#### [EXERCISE REQUIREMENTS]
Extract every line of the records below that contains the word "Daily", treating uppercase and lowercase as different.

[Region boundary data]
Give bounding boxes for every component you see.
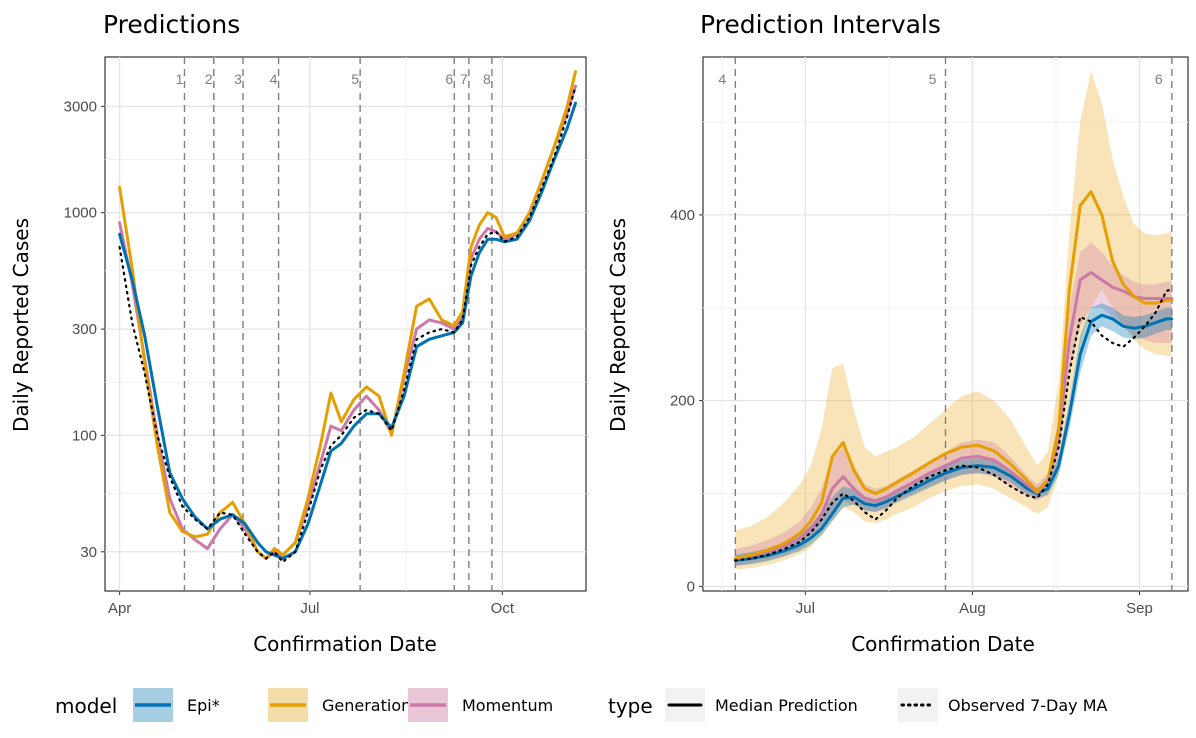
prediction-intervals-title: Prediction Intervals bbox=[700, 10, 941, 39]
intervals-y-axis-title: Daily Reported Cases bbox=[606, 218, 630, 432]
series-momentum bbox=[733, 271, 1174, 560]
intervals-x-axis-title: Confirmation Date bbox=[851, 632, 1035, 656]
y-tick-label: 1000 bbox=[64, 205, 97, 222]
y-tick-label: 30 bbox=[80, 544, 97, 561]
band-epi- bbox=[735, 303, 1172, 566]
intervals-x-axis: Jul Aug Sep bbox=[796, 591, 1153, 617]
legend-label: Generation bbox=[322, 696, 411, 715]
predictions-series bbox=[118, 70, 577, 564]
event-label-4: 4 bbox=[718, 71, 726, 87]
y-tick-label: 0 bbox=[687, 578, 695, 595]
series-momentum bbox=[118, 84, 577, 560]
prediction-intervals-panel: Prediction Intervals 4 5 6 0 200 400 Jul Aug S… bbox=[606, 10, 1189, 656]
x-tick-label: Oct bbox=[491, 600, 515, 617]
series-observed-7-day-ma bbox=[734, 288, 1173, 562]
legend-label: Momentum bbox=[462, 696, 553, 715]
predictions-y-axis: 30 100 300 1000 3000 bbox=[64, 98, 105, 561]
legend-model-title: model bbox=[55, 694, 117, 718]
intervals-event-lines: 4 5 6 bbox=[718, 57, 1173, 591]
legend-item-observed-7-day-ma: Observed 7-Day MA bbox=[898, 688, 1108, 722]
legend-label: Median Prediction bbox=[715, 696, 858, 715]
y-tick-label: 3000 bbox=[64, 98, 97, 115]
y-tick-label: 200 bbox=[670, 393, 695, 410]
event-label-6: 6 bbox=[445, 71, 453, 87]
x-tick-label: Sep bbox=[1126, 600, 1153, 617]
event-label-4: 4 bbox=[270, 71, 278, 87]
legend-label: Epi* bbox=[187, 696, 220, 715]
predictions-title: Predictions bbox=[103, 10, 240, 39]
legend-item-momentum: Momentum bbox=[408, 688, 553, 722]
legend: model Epi* Generation Momentum type Median… bbox=[55, 688, 1108, 722]
x-tick-label: Jul bbox=[300, 600, 319, 617]
x-tick-label: Jul bbox=[796, 600, 815, 617]
y-tick-label: 100 bbox=[72, 427, 97, 444]
event-label-2: 2 bbox=[205, 71, 213, 87]
predictions-y-axis-title: Daily Reported Cases bbox=[9, 218, 33, 432]
intervals-y-axis: 0 200 400 bbox=[670, 207, 703, 595]
legend-label: Observed 7-Day MA bbox=[948, 696, 1108, 715]
legend-type-items: Median Prediction Observed 7-Day MA bbox=[665, 688, 1108, 722]
y-tick-label: 300 bbox=[72, 321, 97, 338]
y-tick-label: 400 bbox=[670, 207, 695, 224]
event-label-5: 5 bbox=[351, 71, 359, 87]
predictions-plot-area bbox=[104, 56, 587, 592]
band-momentum bbox=[735, 242, 1172, 566]
event-label-1: 1 bbox=[176, 71, 184, 87]
series-observed-7-day-ma bbox=[118, 85, 577, 564]
predictions-x-axis: Apr Jul Oct bbox=[108, 591, 515, 617]
x-tick-label: Aug bbox=[959, 600, 986, 617]
legend-item-median-prediction: Median Prediction bbox=[665, 688, 858, 722]
legend-item-epi-: Epi* bbox=[133, 688, 220, 722]
legend-model-items: Epi* Generation Momentum bbox=[133, 688, 553, 722]
series-generation bbox=[118, 70, 577, 560]
x-tick-label: Apr bbox=[108, 600, 131, 617]
event-label-3: 3 bbox=[234, 71, 242, 87]
series-epi- bbox=[118, 101, 577, 560]
event-label-7: 7 bbox=[460, 71, 468, 87]
legend-type-title: type bbox=[608, 694, 653, 718]
event-label-5: 5 bbox=[929, 71, 937, 87]
intervals-series bbox=[733, 190, 1174, 562]
series-generation bbox=[733, 190, 1174, 560]
event-label-8: 8 bbox=[483, 71, 491, 87]
legend-item-generation: Generation bbox=[268, 688, 411, 722]
event-label-6: 6 bbox=[1155, 71, 1163, 87]
predictions-x-axis-title: Confirmation Date bbox=[253, 632, 437, 656]
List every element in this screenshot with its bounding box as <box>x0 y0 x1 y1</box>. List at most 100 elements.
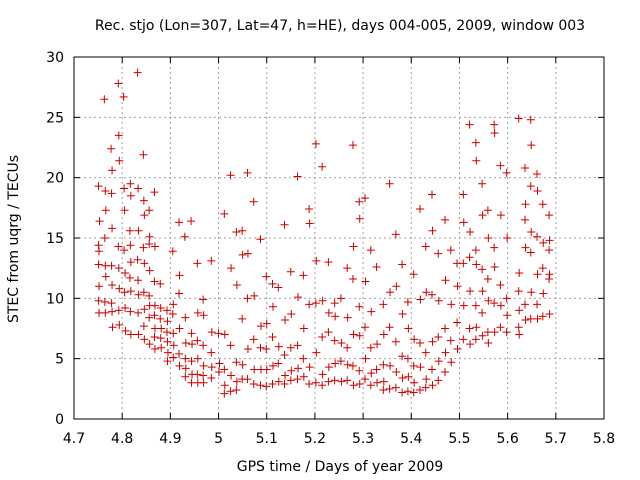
data-point-marker <box>478 287 487 296</box>
data-point-marker <box>361 375 370 384</box>
data-point-marker <box>280 220 289 229</box>
data-point-marker <box>134 290 143 299</box>
data-point-marker <box>168 310 177 319</box>
data-point-marker <box>108 281 117 290</box>
data-point-marker <box>533 314 542 323</box>
data-point-marker <box>120 288 129 297</box>
data-point-marker <box>539 289 548 298</box>
data-point-marker <box>215 367 224 376</box>
y-tick-label: 30 <box>46 50 64 66</box>
data-point-marker <box>114 79 123 88</box>
data-point-marker <box>101 272 110 281</box>
data-point-marker <box>361 354 370 363</box>
data-point-marker <box>379 386 388 395</box>
data-point-marker <box>140 211 149 220</box>
data-point-marker <box>169 341 178 350</box>
data-point-marker <box>220 209 229 218</box>
data-point-marker <box>94 260 103 269</box>
data-point-marker <box>145 313 154 322</box>
data-point-marker <box>391 383 400 392</box>
data-point-marker <box>311 139 320 148</box>
data-point-marker <box>193 370 202 379</box>
data-point-marker <box>94 296 103 305</box>
data-point-marker <box>95 247 104 256</box>
data-point-marker <box>243 375 252 384</box>
data-point-marker <box>249 380 258 389</box>
data-point-marker <box>441 276 450 285</box>
data-point-marker <box>324 377 333 386</box>
data-point-marker <box>262 319 271 328</box>
data-point-marker <box>119 92 128 101</box>
data-point-marker <box>199 341 208 350</box>
data-point-marker <box>199 378 208 387</box>
data-point-marker <box>410 335 419 344</box>
data-point-marker <box>156 303 165 312</box>
data-point-marker <box>502 168 511 177</box>
data-point-marker <box>139 196 148 205</box>
data-point-marker <box>409 388 418 397</box>
data-point-marker <box>145 206 154 215</box>
data-points-layer <box>94 68 554 398</box>
data-point-marker <box>115 284 124 293</box>
grid-layer <box>74 57 604 419</box>
data-point-marker <box>361 277 370 286</box>
y-tick-label: 0 <box>55 412 64 428</box>
data-point-marker <box>521 316 530 325</box>
y-tick-label: 10 <box>46 291 64 307</box>
data-point-marker <box>398 352 407 361</box>
data-point-marker <box>115 320 124 329</box>
y-tick-label: 20 <box>46 171 64 187</box>
data-point-marker <box>336 357 345 366</box>
data-point-marker <box>434 332 443 341</box>
data-point-marker <box>114 264 123 273</box>
data-point-marker <box>496 323 505 332</box>
data-point-marker <box>465 120 474 129</box>
data-point-marker <box>107 144 116 153</box>
data-point-marker <box>330 376 339 385</box>
data-point-marker <box>120 206 129 215</box>
x-tick-label: 4.8 <box>111 431 133 447</box>
data-point-marker <box>478 265 487 274</box>
data-point-marker <box>199 361 208 370</box>
data-point-marker <box>373 340 382 349</box>
data-point-marker <box>398 260 407 269</box>
data-point-marker <box>238 226 247 235</box>
data-point-marker <box>268 332 277 341</box>
data-point-marker <box>379 377 388 386</box>
data-point-marker <box>287 366 296 375</box>
data-point-marker <box>355 366 364 375</box>
data-point-marker <box>150 301 159 310</box>
data-point-marker <box>427 365 436 374</box>
data-point-marker <box>163 317 172 326</box>
data-point-marker <box>471 246 480 255</box>
y-tick-label: 5 <box>55 352 64 368</box>
data-point-marker <box>175 349 184 358</box>
data-point-marker <box>520 215 529 224</box>
data-point-marker <box>343 343 352 352</box>
data-point-marker <box>465 324 474 333</box>
data-point-marker <box>121 268 130 277</box>
x-tick-label: 4.7 <box>63 431 85 447</box>
data-point-marker <box>349 381 358 390</box>
data-point-marker <box>268 380 277 389</box>
data-point-marker <box>336 294 345 303</box>
data-point-marker <box>312 256 321 265</box>
data-point-marker <box>226 171 235 180</box>
data-point-marker <box>324 363 333 372</box>
data-point-marker <box>207 363 216 372</box>
data-point-marker <box>502 328 511 337</box>
data-point-marker <box>163 348 172 357</box>
data-point-marker <box>139 243 148 252</box>
data-point-marker <box>403 387 412 396</box>
data-point-marker <box>220 389 229 398</box>
data-point-marker <box>490 299 499 308</box>
data-point-marker <box>100 234 109 242</box>
data-point-marker <box>220 365 229 374</box>
data-point-marker <box>262 365 271 374</box>
data-point-marker <box>361 194 370 203</box>
data-point-marker <box>343 264 352 273</box>
data-point-marker <box>355 331 364 340</box>
data-point-marker <box>385 323 394 332</box>
data-point-marker <box>379 360 388 369</box>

#### [REPLY]
intervals-y-axis-title: Daily Reported Cases bbox=[606, 218, 630, 432]
predictions-y-axis-title: Daily Reported Cases bbox=[9, 218, 33, 432]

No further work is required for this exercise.